## Excerpt from a dataset
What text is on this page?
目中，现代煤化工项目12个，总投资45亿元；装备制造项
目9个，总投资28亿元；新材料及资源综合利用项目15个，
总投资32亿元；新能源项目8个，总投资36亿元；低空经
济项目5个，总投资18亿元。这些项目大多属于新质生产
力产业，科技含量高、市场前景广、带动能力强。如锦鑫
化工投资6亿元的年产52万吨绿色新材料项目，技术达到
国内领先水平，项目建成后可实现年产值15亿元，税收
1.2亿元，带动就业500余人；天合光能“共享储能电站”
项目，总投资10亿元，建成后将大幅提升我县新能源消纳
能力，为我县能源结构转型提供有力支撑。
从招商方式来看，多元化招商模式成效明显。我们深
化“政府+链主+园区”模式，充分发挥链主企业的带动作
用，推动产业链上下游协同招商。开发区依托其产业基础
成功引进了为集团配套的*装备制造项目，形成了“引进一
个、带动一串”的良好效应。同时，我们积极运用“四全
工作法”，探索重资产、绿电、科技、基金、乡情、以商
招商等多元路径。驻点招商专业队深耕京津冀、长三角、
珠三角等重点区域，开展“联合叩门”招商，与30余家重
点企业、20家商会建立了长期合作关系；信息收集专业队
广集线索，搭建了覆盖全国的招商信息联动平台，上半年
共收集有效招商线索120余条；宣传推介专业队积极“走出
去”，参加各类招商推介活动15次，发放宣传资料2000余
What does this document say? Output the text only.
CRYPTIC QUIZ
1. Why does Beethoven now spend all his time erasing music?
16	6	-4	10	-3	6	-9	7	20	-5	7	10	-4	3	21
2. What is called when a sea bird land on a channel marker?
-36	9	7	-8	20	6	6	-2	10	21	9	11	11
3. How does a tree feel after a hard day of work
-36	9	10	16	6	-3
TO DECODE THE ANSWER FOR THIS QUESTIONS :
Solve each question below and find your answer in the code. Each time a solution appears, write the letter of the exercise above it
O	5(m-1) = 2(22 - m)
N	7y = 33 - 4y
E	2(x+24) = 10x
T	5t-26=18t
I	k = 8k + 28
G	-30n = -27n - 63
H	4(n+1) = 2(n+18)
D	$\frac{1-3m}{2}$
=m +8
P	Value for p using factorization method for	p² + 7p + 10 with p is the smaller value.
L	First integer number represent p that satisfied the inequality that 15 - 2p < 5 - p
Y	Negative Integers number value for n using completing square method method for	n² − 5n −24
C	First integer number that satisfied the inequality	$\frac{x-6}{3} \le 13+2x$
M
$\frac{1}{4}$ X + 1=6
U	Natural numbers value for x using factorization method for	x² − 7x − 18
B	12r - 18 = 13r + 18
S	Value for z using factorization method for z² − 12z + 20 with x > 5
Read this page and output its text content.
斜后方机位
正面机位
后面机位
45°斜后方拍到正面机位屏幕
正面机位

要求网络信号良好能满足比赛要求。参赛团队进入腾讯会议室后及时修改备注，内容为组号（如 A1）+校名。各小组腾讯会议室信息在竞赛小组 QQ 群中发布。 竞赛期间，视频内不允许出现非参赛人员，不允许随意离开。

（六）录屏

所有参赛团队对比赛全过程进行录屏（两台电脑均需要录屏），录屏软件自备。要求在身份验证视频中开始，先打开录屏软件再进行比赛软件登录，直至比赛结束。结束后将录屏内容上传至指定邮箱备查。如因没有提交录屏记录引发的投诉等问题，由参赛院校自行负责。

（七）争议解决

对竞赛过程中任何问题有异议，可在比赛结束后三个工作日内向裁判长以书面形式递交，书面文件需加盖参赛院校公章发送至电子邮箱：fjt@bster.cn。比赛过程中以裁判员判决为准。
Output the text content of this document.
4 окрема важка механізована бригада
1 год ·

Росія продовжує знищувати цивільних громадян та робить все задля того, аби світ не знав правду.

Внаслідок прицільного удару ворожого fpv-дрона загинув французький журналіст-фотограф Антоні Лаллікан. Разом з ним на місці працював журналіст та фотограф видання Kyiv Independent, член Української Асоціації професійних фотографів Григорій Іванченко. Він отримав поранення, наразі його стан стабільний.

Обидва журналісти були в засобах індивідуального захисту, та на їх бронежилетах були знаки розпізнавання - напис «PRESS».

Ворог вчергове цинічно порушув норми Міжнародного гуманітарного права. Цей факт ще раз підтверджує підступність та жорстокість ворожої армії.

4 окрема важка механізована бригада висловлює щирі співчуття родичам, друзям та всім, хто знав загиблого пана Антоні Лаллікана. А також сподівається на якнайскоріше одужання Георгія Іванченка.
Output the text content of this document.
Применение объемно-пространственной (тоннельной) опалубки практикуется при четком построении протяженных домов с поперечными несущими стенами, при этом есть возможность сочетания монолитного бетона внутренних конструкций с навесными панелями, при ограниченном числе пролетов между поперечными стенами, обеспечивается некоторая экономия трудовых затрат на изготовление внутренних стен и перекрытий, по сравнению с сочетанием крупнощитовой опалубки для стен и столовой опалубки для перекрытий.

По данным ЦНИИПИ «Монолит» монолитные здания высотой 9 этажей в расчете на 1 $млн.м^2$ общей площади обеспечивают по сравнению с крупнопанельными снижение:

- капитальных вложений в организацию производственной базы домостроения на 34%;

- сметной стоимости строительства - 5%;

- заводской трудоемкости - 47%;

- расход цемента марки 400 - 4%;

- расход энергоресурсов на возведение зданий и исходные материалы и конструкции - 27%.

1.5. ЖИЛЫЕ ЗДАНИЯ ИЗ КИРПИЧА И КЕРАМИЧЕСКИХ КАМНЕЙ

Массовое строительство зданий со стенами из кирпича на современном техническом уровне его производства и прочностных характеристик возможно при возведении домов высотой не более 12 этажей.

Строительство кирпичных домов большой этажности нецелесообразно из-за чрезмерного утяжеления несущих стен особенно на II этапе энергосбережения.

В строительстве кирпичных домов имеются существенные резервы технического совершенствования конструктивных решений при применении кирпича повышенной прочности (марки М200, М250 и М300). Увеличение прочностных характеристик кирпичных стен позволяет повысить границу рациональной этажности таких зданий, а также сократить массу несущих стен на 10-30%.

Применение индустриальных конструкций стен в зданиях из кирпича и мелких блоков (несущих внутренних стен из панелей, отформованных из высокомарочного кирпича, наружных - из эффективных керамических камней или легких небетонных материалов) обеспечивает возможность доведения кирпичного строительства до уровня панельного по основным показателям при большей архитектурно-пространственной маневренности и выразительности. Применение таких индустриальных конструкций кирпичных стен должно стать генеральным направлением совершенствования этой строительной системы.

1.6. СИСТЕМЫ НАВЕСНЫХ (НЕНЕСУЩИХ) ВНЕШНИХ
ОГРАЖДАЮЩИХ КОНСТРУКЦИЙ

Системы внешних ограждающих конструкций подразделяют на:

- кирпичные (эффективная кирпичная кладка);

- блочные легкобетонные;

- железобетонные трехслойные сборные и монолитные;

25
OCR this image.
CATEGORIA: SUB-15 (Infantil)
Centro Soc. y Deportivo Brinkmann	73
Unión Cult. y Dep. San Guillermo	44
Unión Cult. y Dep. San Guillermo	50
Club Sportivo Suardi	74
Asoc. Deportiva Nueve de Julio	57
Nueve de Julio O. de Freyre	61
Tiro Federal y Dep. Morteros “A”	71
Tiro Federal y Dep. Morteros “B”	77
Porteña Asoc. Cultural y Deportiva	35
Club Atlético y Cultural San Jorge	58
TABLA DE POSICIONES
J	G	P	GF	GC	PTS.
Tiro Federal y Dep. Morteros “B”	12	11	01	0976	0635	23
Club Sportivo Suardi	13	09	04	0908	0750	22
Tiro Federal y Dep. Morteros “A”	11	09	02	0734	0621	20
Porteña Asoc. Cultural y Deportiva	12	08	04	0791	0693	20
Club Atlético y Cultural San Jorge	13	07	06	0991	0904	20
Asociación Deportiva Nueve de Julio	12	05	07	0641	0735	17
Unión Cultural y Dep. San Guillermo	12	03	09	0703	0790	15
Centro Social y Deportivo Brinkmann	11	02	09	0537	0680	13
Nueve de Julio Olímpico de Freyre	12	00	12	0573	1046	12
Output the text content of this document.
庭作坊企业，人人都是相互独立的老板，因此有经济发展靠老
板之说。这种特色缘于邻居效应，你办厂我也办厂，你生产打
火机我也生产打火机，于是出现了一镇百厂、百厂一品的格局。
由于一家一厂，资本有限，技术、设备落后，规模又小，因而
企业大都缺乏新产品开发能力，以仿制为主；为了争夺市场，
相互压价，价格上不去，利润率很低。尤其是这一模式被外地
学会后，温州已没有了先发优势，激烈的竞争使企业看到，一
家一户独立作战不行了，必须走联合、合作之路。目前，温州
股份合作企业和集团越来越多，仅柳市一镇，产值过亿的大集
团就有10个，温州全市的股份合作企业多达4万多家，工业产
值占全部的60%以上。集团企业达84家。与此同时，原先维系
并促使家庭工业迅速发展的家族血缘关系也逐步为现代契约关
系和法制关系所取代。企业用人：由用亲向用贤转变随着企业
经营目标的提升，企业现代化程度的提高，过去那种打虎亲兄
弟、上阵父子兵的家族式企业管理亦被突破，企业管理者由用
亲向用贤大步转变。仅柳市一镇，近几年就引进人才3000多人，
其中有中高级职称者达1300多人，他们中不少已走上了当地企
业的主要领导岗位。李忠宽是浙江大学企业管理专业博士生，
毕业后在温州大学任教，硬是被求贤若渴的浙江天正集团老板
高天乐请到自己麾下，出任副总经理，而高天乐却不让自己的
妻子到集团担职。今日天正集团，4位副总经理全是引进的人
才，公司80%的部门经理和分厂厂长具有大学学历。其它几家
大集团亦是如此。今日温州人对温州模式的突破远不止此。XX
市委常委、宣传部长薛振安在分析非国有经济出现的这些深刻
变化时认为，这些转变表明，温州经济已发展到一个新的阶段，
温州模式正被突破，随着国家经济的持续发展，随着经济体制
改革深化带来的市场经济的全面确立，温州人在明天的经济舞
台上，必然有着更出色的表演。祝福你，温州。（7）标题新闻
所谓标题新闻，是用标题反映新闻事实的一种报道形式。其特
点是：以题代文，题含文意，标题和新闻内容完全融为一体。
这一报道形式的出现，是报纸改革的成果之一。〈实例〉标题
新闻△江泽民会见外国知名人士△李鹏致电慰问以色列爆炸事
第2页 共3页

## Exercise details
For this exercise, gather every line of the data that contains the word "Unión".

## Answer to the exercise
Unión Cult. y Dep. San Guillermo	44
Unión Cult. y Dep. San Guillermo	50
Unión Cultural y Dep. San Guillermo	12	03	09	0703	0790	15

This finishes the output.